▸ **What to produce**
Copy all lines below containing "JSON".

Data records
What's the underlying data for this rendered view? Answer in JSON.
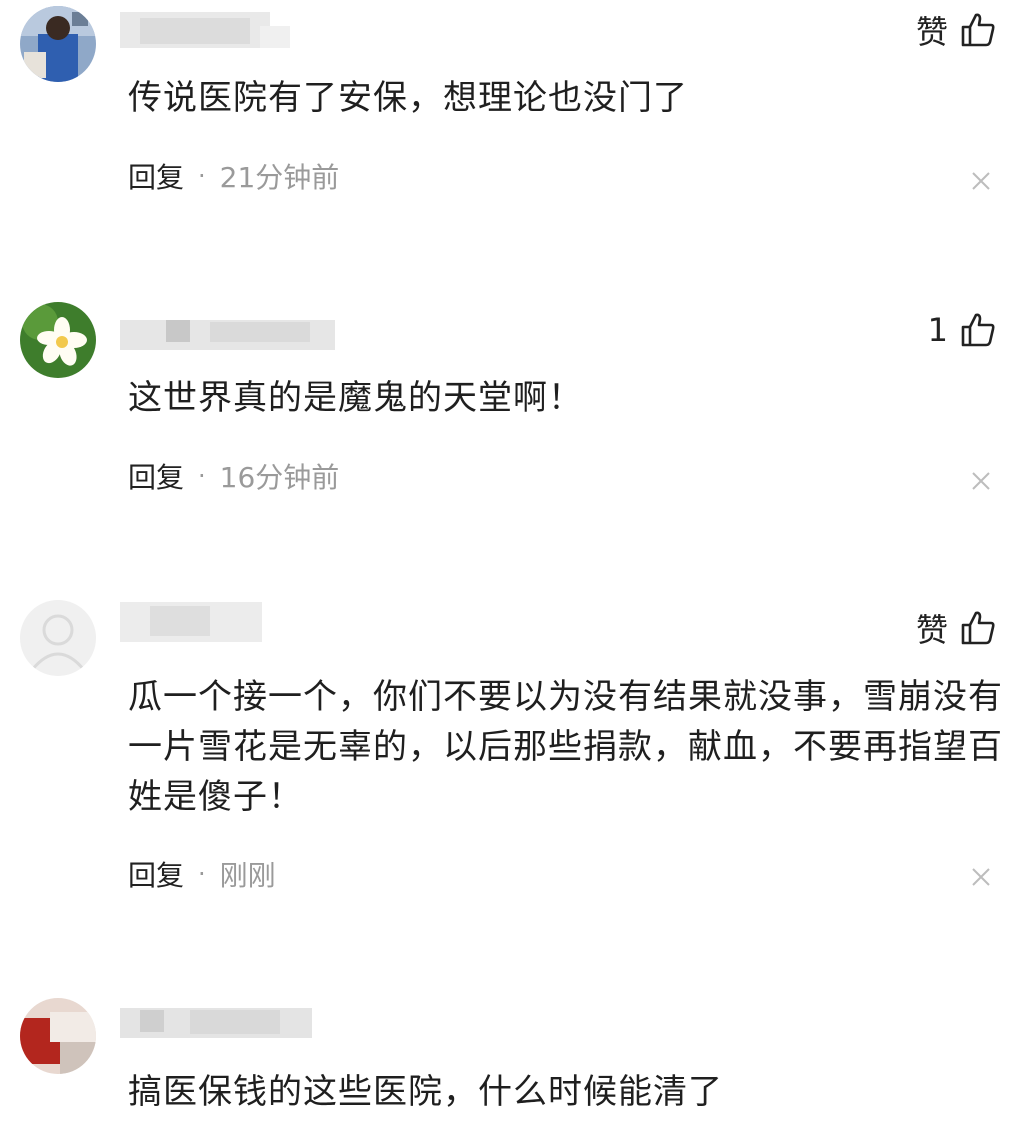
{
  "comments": [
    {
      "like_label": "赞",
      "text": "传说医院有了安保，想理论也没门了",
      "reply_label": "回复",
      "separator": "·",
      "time": "21分钟前"
    },
    {
      "like_label": "1",
      "text": "这世界真的是魔鬼的天堂啊！",
      "reply_label": "回复",
      "separator": "·",
      "time": "16分钟前"
    },
    {
      "like_label": "赞",
      "text": "瓜一个接一个，你们不要以为没有结果就没事，雪崩没有一片雪花是无辜的，以后那些捐款，献血，不要再指望百姓是傻子！",
      "reply_label": "回复",
      "separator": "·",
      "time": "刚刚"
    },
    {
      "text": "搞医保钱的这些医院，什么时候能清了"
    }
  ],
  "icons": {
    "like": "thumbs-up-icon",
    "close": "close-icon"
  }
}
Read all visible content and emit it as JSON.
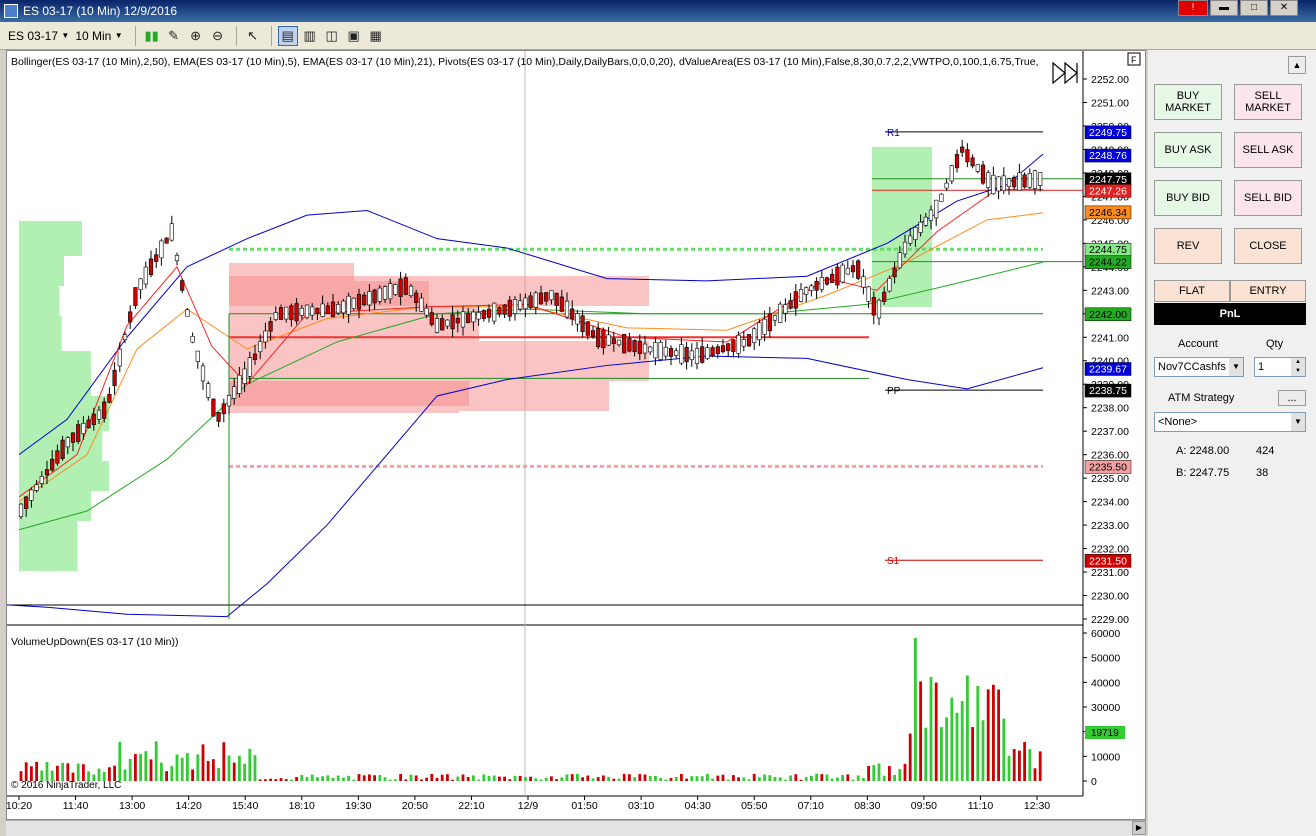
{
  "window": {
    "title": "ES 03-17 (10 Min)  12/9/2016"
  },
  "toolbar": {
    "instrument": "ES 03-17",
    "interval": "10 Min"
  },
  "chart": {
    "indicators_label": "Bollinger(ES 03-17 (10 Min),2,50), EMA(ES 03-17 (10 Min),5), EMA(ES 03-17 (10 Min),21), Pivots(ES 03-17 (10 Min),Daily,DailyBars,0,0,0,20), dValueArea(ES 03-17 (10 Min),False,8,30,0.7,2,2,VWTPO,0,100,1,6.75,True,",
    "volume_label": "VolumeUpDown(ES 03-17 (10 Min))",
    "copyright": "© 2016 NinjaTrader, LLC",
    "pivot_labels": {
      "r1": "R1",
      "pp": "PP",
      "s1": "S1"
    },
    "price_axis": [
      "2252.00",
      "2251.00",
      "2250.00",
      "2249.00",
      "2248.00",
      "2247.00",
      "2246.00",
      "2245.00",
      "2244.00",
      "2243.00",
      "2242.00",
      "2241.00",
      "2240.00",
      "2239.00",
      "2238.00",
      "2237.00",
      "2236.00",
      "2235.00",
      "2234.00",
      "2233.00",
      "2232.00",
      "2231.00",
      "2230.00",
      "2229.00"
    ],
    "price_markers": [
      {
        "value": "2249.75",
        "color": "#0000dd"
      },
      {
        "value": "2248.76",
        "color": "#0000dd"
      },
      {
        "value": "2247.75",
        "color": "#000000"
      },
      {
        "value": "2247.26",
        "color": "#dd2222"
      },
      {
        "value": "2246.34",
        "color": "#ff8c1a"
      },
      {
        "value": "2244.75",
        "color": "#88e888"
      },
      {
        "value": "2244.22",
        "color": "#22aa22"
      },
      {
        "value": "2242.00",
        "color": "#22aa22"
      },
      {
        "value": "2239.67",
        "color": "#0000dd"
      },
      {
        "value": "2238.75",
        "color": "#000000"
      },
      {
        "value": "2235.50",
        "color": "#f4a0a0"
      },
      {
        "value": "2231.50",
        "color": "#cc0000"
      }
    ],
    "volume_axis": [
      "60000",
      "50000",
      "40000",
      "30000",
      "20000",
      "10000",
      "0"
    ],
    "volume_marker": "19719",
    "time_axis": [
      "10:20",
      "11:40",
      "13:00",
      "14:20",
      "15:40",
      "18:10",
      "19:30",
      "20:50",
      "22:10",
      "12/9",
      "01:50",
      "03:10",
      "04:30",
      "05:50",
      "07:10",
      "08:30",
      "09:50",
      "11:10",
      "12:30"
    ],
    "panel_label": "F"
  },
  "side": {
    "buy_market": "BUY MARKET",
    "sell_market": "SELL MARKET",
    "buy_ask": "BUY ASK",
    "sell_ask": "SELL ASK",
    "buy_bid": "BUY BID",
    "sell_bid": "SELL BID",
    "rev": "REV",
    "close": "CLOSE",
    "flat": "FLAT",
    "entry": "ENTRY",
    "pnl": "PnL",
    "account_label": "Account",
    "qty_label": "Qty",
    "account_value": "Nov7CCashfs",
    "qty_value": "1",
    "atm_label": "ATM Strategy",
    "atm_btn": "...",
    "atm_value": "<None>",
    "ask_label": "A: 2248.00",
    "ask_size": "424",
    "bid_label": "B: 2247.75",
    "bid_size": "38"
  },
  "colors": {
    "up": "#33cc33",
    "down": "#cc0000",
    "upper_band": "#0000cc",
    "ema_fast": "#ff2222",
    "ema_slow": "#ff8c1a"
  }
}
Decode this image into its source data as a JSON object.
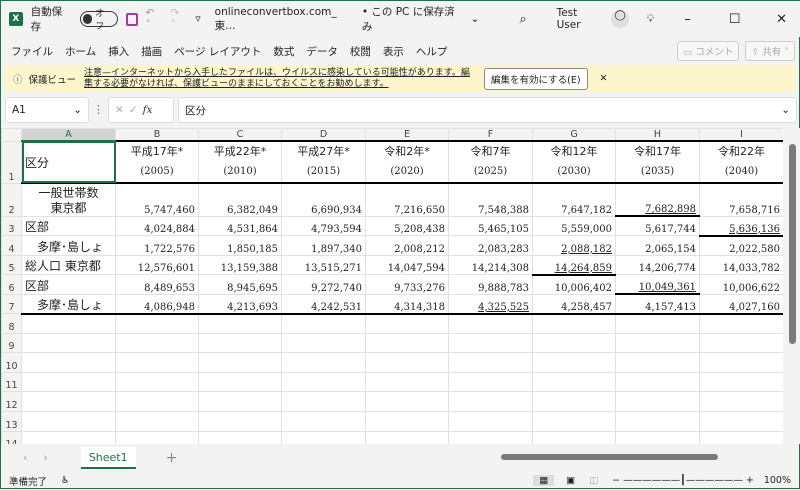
{
  "titlebar": {
    "app_icon": "X",
    "autosave_label": "自動保存",
    "autosave_state": "オフ",
    "filename": "onlineconvertbox.com_東…",
    "save_status": "• この PC に保存済み",
    "user": "Test User"
  },
  "menu": [
    "ファイル",
    "ホーム",
    "挿入",
    "描画",
    "ページ レイアウト",
    "数式",
    "データ",
    "校閲",
    "表示",
    "ヘルプ"
  ],
  "ribbon_buttons": {
    "comment": "コメント",
    "share": "共有"
  },
  "protected_view": {
    "title": "保護ビュー",
    "message": "注意—インターネットから入手したファイルは、ウイルスに感染している可能性があります。編集する必要がなければ、保護ビューのままにしておくことをお勧めします。",
    "enable_button": "編集を有効にする(E)"
  },
  "formula_bar": {
    "name_box": "A1",
    "fx": "fx",
    "content": "区分"
  },
  "columns": [
    "A",
    "B",
    "C",
    "D",
    "E",
    "F",
    "G",
    "H",
    "I"
  ],
  "header_row": {
    "a": "区分",
    "cols": [
      [
        "平成17年*",
        "(2005)"
      ],
      [
        "平成22年*",
        "(2010)"
      ],
      [
        "平成27年*",
        "(2015)"
      ],
      [
        "令和2年*",
        "(2020)"
      ],
      [
        "令和7年",
        "(2025)"
      ],
      [
        "令和12年",
        "(2030)"
      ],
      [
        "令和17年",
        "(2035)"
      ],
      [
        "令和22年",
        "(2040)"
      ]
    ]
  },
  "rows": [
    {
      "n": "2",
      "label": "一般世帯数\n東京都",
      "values": [
        "5,747,460",
        "6,382,049",
        "6,690,934",
        "7,216,650",
        "7,548,388",
        "7,647,182",
        "7,682,898",
        "7,658,716"
      ],
      "u": [
        6
      ]
    },
    {
      "n": "3",
      "label": "区部",
      "values": [
        "4,024,884",
        "4,531,864",
        "4,793,594",
        "5,208,438",
        "5,465,105",
        "5,559,000",
        "5,617,744",
        "5,636,136"
      ],
      "u": [
        7
      ]
    },
    {
      "n": "4",
      "label": "　多摩･島しょ",
      "values": [
        "1,722,576",
        "1,850,185",
        "1,897,340",
        "2,008,212",
        "2,083,283",
        "2,088,182",
        "2,065,154",
        "2,022,580"
      ],
      "u": [
        5
      ]
    },
    {
      "n": "5",
      "label": "総人口  東京都",
      "values": [
        "12,576,601",
        "13,159,388",
        "13,515,271",
        "14,047,594",
        "14,214,308",
        "14,264,859",
        "14,206,774",
        "14,033,782"
      ],
      "u": [
        5
      ]
    },
    {
      "n": "6",
      "label": "区部",
      "values": [
        "8,489,653",
        "8,945,695",
        "9,272,740",
        "9,733,276",
        "9,888,783",
        "10,006,402",
        "10,049,361",
        "10,006,622"
      ],
      "u": [
        6
      ]
    },
    {
      "n": "7",
      "label": "　多摩･島しょ",
      "values": [
        "4,086,948",
        "4,213,693",
        "4,242,531",
        "4,314,318",
        "4,325,525",
        "4,258,457",
        "4,157,413",
        "4,027,160"
      ],
      "u": [
        4
      ]
    }
  ],
  "empty_rows": [
    "8",
    "9",
    "10",
    "11",
    "12",
    "13",
    "14"
  ],
  "sheet_tab": "Sheet1",
  "status": {
    "ready": "準備完了",
    "zoom": "100%"
  }
}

▸ **The result**
What's the underlying data for this rendered view? Answer in JSON.
Read all visible content and emit it as JSON.
Decode this image into its source data as a JSON object.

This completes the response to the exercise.